Short problem
Your task is to give the data again, exactly, with every line intact.

(Figure record extracts)
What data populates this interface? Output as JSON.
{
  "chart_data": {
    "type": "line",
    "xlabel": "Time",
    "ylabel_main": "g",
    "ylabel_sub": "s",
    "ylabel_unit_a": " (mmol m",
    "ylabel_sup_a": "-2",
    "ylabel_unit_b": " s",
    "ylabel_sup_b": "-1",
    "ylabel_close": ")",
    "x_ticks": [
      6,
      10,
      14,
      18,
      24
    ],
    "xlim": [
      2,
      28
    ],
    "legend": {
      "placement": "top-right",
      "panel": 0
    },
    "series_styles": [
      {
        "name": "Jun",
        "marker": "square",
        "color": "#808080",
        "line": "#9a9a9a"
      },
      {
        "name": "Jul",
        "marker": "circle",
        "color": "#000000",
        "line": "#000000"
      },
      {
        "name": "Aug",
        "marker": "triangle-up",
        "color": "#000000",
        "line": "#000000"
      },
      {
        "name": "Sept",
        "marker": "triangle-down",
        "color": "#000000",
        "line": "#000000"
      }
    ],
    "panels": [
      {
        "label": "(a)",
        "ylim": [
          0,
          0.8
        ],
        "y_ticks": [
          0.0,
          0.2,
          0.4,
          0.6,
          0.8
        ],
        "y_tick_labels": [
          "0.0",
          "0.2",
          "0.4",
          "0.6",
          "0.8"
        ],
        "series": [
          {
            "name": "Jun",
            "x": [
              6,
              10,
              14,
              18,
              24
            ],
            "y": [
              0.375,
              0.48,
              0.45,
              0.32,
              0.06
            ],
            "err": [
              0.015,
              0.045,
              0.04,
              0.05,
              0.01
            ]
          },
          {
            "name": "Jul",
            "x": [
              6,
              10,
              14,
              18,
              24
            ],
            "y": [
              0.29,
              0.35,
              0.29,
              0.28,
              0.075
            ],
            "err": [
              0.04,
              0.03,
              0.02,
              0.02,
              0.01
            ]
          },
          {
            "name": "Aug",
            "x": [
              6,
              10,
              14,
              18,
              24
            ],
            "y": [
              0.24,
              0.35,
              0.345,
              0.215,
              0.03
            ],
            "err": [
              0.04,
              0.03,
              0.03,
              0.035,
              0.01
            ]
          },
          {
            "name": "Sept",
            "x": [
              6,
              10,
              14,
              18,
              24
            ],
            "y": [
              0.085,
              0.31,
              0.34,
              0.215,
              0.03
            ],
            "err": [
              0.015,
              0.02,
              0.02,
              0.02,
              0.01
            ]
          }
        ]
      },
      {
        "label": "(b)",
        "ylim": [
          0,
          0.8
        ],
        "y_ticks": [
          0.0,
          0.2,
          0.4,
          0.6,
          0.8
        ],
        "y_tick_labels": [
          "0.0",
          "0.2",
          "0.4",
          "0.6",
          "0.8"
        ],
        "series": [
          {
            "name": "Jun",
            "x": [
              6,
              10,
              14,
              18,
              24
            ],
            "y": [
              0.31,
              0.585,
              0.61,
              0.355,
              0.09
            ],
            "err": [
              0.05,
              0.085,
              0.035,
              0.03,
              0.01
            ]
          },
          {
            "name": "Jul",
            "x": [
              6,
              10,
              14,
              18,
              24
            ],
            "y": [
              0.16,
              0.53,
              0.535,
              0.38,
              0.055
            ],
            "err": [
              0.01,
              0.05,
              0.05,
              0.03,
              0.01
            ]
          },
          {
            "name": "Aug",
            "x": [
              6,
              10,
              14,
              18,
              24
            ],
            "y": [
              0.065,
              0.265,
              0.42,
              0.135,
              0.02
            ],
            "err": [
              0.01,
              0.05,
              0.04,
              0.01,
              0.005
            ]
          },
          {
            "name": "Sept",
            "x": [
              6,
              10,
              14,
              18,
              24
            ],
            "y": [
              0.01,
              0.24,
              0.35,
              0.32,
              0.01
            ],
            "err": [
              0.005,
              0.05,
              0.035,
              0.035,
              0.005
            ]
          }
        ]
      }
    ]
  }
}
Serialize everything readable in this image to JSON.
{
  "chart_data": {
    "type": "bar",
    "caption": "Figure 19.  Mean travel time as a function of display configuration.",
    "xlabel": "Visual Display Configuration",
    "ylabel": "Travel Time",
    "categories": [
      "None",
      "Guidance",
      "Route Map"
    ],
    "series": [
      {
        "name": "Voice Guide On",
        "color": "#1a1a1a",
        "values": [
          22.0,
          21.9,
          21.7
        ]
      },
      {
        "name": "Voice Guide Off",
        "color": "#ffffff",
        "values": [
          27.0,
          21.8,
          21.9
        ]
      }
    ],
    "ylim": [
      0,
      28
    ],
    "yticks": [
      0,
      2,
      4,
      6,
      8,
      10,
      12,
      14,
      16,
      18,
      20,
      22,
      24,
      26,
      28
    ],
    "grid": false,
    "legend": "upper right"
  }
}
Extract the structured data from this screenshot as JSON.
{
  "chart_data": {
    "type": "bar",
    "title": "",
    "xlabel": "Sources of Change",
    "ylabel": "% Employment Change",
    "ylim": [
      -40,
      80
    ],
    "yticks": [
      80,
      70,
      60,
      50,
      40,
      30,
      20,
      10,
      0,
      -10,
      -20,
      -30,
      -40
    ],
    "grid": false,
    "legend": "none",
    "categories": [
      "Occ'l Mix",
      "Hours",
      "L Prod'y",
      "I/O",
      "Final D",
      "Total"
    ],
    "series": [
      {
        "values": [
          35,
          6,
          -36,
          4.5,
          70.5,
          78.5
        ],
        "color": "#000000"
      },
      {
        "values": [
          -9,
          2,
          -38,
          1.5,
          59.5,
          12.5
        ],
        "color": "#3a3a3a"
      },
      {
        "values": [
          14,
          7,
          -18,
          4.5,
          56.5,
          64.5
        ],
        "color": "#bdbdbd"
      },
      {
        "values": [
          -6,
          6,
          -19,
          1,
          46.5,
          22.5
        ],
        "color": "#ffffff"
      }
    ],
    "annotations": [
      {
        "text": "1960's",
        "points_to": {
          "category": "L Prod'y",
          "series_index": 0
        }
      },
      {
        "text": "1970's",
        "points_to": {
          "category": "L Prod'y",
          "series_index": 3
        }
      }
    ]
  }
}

Correct output
What data populates this interface? Output as JSON.
{
  "chart_data": {
    "type": "line",
    "xlabel": "Time",
    "ylabel_main": "g",
    "ylabel_sub": "s",
    "ylabel_unit_a": " (mmol m",
    "ylabel_sup_a": "-2",
    "ylabel_unit_b": " s",
    "ylabel_sup_b": "-1",
    "ylabel_close": ")",
    "x_ticks": [
      6,
      10,
      14,
      18,
      24
    ],
    "xlim": [
      2,
      28
    ],
    "legend": {
      "placement": "top-right",
      "panel": 0
    },
    "series_styles": [
      {
        "name": "Jun",
        "marker": "square",
        "color": "#808080",
        "line": "#9a9a9a"
      },
      {
        "name": "Jul",
        "marker": "circle",
        "color": "#000000",
        "line": "#000000"
      },
      {
        "name": "Aug",
        "marker": "triangle-up",
        "color": "#000000",
        "line": "#000000"
      },
      {
        "name": "Sept",
        "marker": "triangle-down",
        "color": "#000000",
        "line": "#000000"
      }
    ],
    "panels": [
      {
        "label": "(a)",
        "ylim": [
          0,
          0.8
        ],
        "y_ticks": [
          0.0,
          0.2,
          0.4,
          0.6,
          0.8
        ],
        "y_tick_labels": [
          "0.0",
          "0.2",
          "0.4",
          "0.6",
          "0.8"
        ],
        "series": [
          {
            "name": "Jun",
            "x": [
              6,
              10,
              14,
              18,
              24
            ],
            "y": [
              0.375,
              0.48,
              0.45,
              0.32,
              0.06
            ],
            "err": [
              0.015,
              0.045,
              0.04,
              0.05,
              0.01
            ]
          },
          {
            "name": "Jul",
            "x": [
              6,
              10,
              14,
              18,
              24
            ],
            "y": [
              0.29,
              0.35,
              0.29,
              0.28,
              0.075
            ],
            "err": [
              0.04,
              0.03,
              0.02,
              0.02,
              0.01
            ]
          },
          {
            "name": "Aug",
            "x": [
              6,
              10,
              14,
              18,
              24
            ],
            "y": [
              0.24,
              0.35,
              0.345,
              0.215,
              0.03
            ],
            "err": [
              0.04,
              0.03,
              0.03,
              0.035,
              0.01
            ]
          },
          {
            "name": "Sept",
            "x": [
              6,
              10,
              14,
              18,
              24
            ],
            "y": [
              0.085,
              0.31,
              0.34,
              0.215,
              0.03
            ],
            "err": [
              0.015,
              0.02,
              0.02,
              0.02,
              0.01
            ]
          }
        ]
      },
      {
        "label": "(b)",
        "ylim": [
          0,
          0.8
        ],
        "y_ticks": [
          0.0,
          0.2,
          0.4,
          0.6,
          0.8
        ],
        "y_tick_labels": [
          "0.0",
          "0.2",
          "0.4",
          "0.6",
          "0.8"
        ],
        "series": [
          {
            "name": "Jun",
            "x": [
              6,
              10,
              14,
              18,
              24
            ],
            "y": [
              0.31,
              0.585,
              0.61,
              0.355,
              0.09
            ],
            "err": [
              0.05,
              0.085,
              0.035,
              0.03,
              0.01
            ]
          },
          {
            "name": "Jul",
            "x": [
              6,
              10,
              14,
              18,
              24
            ],
            "y": [
              0.16,
              0.53,
              0.535,
              0.38,
              0.055
            ],
            "err": [
              0.01,
              0.05,
              0.05,
              0.03,
              0.01
            ]
          },
          {
            "name": "Aug",
            "x": [
              6,
              10,
              14,
              18,
              24
            ],
            "y": [
              0.065,
              0.265,
              0.42,
              0.135,
              0.02
            ],
            "err": [
              0.01,
              0.05,
              0.04,
              0.01,
              0.005
            ]
          },
          {
            "name": "Sept",
            "x": [
              6,
              10,
              14,
              18,
              24
            ],
            "y": [
              0.01,
              0.24,
              0.35,
              0.32,
              0.01
            ],
            "err": [
              0.005,
              0.05,
              0.035,
              0.035,
              0.005
            ]
          }
        ]
      }
    ]
  }
}
Serialize everything readable in this image to JSON.
{
  "chart_data": {
    "type": "bar",
    "caption": "Figure 19.  Mean travel time as a function of display configuration.",
    "xlabel": "Visual Display Configuration",
    "ylabel": "Travel Time",
    "categories": [
      "None",
      "Guidance",
      "Route Map"
    ],
    "series": [
      {
        "name": "Voice Guide On",
        "color": "#1a1a1a",
        "values": [
          22.0,
          21.9,
          21.7
        ]
      },
      {
        "name": "Voice Guide Off",
        "color": "#ffffff",
        "values": [
          27.0,
          21.8,
          21.9
        ]
      }
    ],
    "ylim": [
      0,
      28
    ],
    "yticks": [
      0,
      2,
      4,
      6,
      8,
      10,
      12,
      14,
      16,
      18,
      20,
      22,
      24,
      26,
      28
    ],
    "grid": false,
    "legend": "upper right"
  }
}
Extract the structured data from this screenshot as JSON.
{
  "chart_data": {
    "type": "bar",
    "title": "",
    "xlabel": "Sources of Change",
    "ylabel": "% Employment Change",
    "ylim": [
      -40,
      80
    ],
    "yticks": [
      80,
      70,
      60,
      50,
      40,
      30,
      20,
      10,
      0,
      -10,
      -20,
      -30,
      -40
    ],
    "grid": false,
    "legend": "none",
    "categories": [
      "Occ'l Mix",
      "Hours",
      "L Prod'y",
      "I/O",
      "Final D",
      "Total"
    ],
    "series": [
      {
        "values": [
          35,
          6,
          -36,
          4.5,
          70.5,
          78.5
        ],
        "color": "#000000"
      },
      {
        "values": [
          -9,
          2,
          -38,
          1.5,
          59.5,
          12.5
        ],
        "color": "#3a3a3a"
      },
      {
        "values": [
          14,
          7,
          -18,
          4.5,
          56.5,
          64.5
        ],
        "color": "#bdbdbd"
      },
      {
        "values": [
          -6,
          6,
          -19,
          1,
          46.5,
          22.5
        ],
        "color": "#ffffff"
      }
    ],
    "annotations": [
      {
        "text": "1960's",
        "points_to": {
          "category": "L Prod'y",
          "series_index": 0
        }
      },
      {
        "text": "1970's",
        "points_to": {
          "category": "L Prod'y",
          "series_index": 3
        }
      }
    ]
  }
}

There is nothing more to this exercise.